## Structured figure records

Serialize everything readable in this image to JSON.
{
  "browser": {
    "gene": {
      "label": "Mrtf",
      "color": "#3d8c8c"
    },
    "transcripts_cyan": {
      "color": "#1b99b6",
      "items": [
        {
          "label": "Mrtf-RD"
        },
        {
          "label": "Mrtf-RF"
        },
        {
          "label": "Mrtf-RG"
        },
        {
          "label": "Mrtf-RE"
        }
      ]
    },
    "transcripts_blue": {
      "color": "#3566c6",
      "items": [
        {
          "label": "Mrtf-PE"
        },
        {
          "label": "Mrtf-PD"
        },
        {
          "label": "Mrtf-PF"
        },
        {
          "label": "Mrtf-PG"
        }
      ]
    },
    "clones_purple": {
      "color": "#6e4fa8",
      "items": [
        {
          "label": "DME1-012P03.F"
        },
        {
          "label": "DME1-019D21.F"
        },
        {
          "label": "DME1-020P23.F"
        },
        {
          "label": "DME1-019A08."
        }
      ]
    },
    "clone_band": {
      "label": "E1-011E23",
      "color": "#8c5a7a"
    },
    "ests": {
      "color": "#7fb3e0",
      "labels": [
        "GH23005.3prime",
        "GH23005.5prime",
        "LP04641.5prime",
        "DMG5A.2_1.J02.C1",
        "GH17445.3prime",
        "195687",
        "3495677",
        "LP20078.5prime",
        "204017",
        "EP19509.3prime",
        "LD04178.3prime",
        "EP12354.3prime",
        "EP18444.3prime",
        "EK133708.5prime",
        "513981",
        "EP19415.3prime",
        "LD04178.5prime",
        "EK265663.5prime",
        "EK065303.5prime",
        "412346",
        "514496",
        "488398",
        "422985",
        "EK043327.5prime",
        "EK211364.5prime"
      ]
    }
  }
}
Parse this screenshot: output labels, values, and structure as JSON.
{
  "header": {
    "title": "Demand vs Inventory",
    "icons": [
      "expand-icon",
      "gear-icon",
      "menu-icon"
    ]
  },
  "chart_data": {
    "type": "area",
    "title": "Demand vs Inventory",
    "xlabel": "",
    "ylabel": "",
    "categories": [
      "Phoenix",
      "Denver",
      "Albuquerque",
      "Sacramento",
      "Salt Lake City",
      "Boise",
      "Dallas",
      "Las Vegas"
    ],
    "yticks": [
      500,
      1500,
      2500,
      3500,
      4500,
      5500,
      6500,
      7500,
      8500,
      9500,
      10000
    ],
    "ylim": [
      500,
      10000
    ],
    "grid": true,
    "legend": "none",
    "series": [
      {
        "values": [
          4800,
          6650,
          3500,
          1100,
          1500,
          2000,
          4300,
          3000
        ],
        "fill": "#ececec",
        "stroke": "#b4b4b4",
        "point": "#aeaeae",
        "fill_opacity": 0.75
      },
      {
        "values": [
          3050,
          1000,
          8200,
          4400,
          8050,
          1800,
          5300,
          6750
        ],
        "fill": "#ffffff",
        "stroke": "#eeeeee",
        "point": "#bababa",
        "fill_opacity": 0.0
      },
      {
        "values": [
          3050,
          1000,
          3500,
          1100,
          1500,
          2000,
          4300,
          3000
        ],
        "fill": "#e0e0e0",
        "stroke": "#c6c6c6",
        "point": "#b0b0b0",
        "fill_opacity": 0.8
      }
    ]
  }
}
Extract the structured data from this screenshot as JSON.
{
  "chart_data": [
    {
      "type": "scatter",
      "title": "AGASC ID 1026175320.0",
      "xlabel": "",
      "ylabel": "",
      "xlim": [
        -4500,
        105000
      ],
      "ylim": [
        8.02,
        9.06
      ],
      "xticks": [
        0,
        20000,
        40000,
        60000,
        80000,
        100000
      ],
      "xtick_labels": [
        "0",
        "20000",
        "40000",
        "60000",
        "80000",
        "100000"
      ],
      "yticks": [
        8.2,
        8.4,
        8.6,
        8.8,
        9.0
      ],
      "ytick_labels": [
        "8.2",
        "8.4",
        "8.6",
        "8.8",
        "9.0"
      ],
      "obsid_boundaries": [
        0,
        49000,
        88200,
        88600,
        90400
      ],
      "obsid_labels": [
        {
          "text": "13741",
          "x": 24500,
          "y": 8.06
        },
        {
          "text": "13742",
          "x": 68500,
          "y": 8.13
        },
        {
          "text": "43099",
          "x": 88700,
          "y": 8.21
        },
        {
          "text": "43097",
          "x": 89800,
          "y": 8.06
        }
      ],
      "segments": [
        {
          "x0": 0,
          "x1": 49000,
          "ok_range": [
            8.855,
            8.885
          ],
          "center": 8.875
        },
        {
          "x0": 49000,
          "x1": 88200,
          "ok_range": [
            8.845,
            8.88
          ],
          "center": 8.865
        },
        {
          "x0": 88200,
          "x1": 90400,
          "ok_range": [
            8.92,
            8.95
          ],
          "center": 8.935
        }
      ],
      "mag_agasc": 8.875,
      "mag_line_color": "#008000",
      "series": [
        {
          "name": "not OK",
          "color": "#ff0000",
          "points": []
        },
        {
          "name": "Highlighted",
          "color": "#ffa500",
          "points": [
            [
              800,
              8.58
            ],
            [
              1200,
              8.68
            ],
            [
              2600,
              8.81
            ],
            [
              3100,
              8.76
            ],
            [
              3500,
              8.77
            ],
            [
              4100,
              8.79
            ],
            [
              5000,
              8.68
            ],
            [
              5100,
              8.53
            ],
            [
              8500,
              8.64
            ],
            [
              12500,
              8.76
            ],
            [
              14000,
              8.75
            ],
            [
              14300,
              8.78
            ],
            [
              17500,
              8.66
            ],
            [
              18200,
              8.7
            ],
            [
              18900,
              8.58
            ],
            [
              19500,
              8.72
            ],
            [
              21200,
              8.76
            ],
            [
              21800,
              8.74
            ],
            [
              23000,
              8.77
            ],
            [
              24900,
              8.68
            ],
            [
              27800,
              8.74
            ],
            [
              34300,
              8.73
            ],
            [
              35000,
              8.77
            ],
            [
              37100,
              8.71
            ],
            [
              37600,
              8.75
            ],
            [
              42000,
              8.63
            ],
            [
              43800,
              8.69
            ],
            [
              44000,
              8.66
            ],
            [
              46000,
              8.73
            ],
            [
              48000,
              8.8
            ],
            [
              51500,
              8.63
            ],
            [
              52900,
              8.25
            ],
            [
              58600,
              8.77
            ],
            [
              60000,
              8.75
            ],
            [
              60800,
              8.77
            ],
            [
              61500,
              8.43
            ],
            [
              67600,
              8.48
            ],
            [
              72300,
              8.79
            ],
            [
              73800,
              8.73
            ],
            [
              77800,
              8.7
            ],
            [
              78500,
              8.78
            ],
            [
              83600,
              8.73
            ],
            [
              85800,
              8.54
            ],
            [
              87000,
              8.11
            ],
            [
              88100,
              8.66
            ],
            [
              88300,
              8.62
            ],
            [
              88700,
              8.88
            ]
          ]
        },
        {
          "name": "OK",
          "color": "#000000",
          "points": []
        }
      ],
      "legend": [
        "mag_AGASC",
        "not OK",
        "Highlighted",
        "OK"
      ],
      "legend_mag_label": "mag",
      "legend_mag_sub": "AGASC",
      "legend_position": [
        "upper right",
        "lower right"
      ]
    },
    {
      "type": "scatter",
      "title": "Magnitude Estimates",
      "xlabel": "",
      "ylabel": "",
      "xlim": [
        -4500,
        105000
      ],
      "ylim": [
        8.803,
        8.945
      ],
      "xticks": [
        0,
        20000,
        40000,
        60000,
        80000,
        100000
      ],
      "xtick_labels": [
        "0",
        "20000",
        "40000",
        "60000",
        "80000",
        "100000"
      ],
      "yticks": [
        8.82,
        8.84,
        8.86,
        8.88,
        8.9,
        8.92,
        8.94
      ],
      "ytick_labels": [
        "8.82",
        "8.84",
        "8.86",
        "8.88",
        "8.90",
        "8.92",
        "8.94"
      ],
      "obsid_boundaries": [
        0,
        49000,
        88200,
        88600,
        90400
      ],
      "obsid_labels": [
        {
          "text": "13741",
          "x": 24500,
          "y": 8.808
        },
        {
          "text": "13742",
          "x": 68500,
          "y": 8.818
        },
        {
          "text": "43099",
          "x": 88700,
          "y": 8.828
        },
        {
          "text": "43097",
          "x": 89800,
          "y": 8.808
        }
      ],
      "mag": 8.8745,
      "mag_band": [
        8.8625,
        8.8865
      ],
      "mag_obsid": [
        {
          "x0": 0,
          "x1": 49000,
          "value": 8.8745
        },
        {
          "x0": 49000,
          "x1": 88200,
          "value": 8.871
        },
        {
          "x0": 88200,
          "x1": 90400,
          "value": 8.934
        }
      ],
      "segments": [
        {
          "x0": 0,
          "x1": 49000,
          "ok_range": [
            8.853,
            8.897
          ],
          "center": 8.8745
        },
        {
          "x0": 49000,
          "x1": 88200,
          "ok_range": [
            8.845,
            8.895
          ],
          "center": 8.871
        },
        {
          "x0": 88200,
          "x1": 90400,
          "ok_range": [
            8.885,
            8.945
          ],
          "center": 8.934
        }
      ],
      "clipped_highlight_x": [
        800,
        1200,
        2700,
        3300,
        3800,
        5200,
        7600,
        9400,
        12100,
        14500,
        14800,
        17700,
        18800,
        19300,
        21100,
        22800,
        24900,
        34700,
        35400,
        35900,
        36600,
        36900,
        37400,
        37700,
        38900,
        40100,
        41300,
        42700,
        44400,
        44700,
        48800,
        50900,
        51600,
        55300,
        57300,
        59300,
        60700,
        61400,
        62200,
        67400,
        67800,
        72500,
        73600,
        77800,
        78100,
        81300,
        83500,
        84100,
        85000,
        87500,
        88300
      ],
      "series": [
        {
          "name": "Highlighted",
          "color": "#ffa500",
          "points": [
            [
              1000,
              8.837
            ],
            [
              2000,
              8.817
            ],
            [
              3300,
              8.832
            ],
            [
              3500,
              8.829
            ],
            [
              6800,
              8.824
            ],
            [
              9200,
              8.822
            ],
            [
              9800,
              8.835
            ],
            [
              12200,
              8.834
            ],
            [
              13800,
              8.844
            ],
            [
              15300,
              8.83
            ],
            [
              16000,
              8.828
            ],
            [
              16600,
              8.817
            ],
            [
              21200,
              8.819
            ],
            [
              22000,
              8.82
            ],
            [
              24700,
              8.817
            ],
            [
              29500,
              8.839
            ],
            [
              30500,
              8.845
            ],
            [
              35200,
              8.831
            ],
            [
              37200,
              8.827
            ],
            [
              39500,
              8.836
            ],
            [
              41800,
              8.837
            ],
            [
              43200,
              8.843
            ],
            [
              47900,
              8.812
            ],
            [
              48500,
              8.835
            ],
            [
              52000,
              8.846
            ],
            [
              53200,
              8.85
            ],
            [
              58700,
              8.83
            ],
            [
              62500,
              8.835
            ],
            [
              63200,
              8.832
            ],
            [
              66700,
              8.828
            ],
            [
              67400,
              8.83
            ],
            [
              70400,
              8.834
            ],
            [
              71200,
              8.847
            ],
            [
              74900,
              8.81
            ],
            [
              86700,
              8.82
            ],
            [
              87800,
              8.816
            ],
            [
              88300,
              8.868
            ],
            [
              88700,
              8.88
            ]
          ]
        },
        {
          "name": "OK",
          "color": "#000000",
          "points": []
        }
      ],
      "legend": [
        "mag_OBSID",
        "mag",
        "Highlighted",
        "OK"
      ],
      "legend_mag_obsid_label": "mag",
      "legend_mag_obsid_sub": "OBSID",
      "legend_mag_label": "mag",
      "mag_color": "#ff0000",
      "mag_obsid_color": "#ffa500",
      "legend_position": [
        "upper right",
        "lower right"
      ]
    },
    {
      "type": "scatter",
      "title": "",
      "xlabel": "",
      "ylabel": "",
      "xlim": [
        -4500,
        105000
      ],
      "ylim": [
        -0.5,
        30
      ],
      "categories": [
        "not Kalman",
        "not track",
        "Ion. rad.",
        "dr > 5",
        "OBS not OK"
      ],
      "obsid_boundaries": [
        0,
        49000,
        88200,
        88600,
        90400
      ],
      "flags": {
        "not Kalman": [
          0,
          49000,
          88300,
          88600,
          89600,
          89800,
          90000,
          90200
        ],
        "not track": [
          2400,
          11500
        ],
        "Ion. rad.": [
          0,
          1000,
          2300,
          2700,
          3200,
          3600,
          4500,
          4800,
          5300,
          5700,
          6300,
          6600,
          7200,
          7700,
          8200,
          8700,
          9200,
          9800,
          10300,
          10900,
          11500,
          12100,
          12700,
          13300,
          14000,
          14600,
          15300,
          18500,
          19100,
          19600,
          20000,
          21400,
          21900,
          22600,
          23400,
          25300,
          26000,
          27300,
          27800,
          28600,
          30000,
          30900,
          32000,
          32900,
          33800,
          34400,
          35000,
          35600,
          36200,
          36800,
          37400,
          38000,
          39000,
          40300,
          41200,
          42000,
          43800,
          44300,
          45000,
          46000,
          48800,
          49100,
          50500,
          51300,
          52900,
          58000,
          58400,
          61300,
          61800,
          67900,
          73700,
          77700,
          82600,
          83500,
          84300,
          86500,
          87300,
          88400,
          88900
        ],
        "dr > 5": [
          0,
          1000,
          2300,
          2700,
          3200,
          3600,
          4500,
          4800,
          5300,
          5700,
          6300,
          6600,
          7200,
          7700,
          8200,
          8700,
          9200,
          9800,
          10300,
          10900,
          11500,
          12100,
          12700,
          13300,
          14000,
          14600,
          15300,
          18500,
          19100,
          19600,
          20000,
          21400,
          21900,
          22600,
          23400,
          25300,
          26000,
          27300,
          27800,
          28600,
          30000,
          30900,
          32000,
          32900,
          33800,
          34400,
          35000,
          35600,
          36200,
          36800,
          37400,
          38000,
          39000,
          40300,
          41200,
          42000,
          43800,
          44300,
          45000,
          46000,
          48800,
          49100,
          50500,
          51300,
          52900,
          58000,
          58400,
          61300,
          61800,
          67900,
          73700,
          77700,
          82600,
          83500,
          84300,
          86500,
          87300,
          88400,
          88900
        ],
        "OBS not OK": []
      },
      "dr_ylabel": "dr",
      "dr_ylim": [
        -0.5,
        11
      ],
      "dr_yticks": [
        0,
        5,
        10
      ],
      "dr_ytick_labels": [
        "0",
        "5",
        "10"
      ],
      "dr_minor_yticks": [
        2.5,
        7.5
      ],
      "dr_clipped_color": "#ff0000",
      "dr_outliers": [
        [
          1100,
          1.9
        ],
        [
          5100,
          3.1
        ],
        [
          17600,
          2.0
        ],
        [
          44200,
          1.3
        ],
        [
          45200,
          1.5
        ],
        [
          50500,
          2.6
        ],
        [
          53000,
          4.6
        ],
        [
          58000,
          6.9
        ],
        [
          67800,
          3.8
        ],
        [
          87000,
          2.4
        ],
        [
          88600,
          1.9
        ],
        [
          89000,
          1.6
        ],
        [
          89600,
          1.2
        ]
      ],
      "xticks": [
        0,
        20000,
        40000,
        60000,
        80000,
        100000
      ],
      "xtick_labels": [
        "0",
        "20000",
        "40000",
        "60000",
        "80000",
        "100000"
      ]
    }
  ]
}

## PROBLEM DESCRIPTION
Gather each line in the entries above where the string "title" is found.

## TASK ANSWER
    "title": "Demand vs Inventory",
    "title": "Demand vs Inventory",
      "title": "AGASC ID 1026175320.0",
      "title": "Magnitude Estimates",
      "title": "",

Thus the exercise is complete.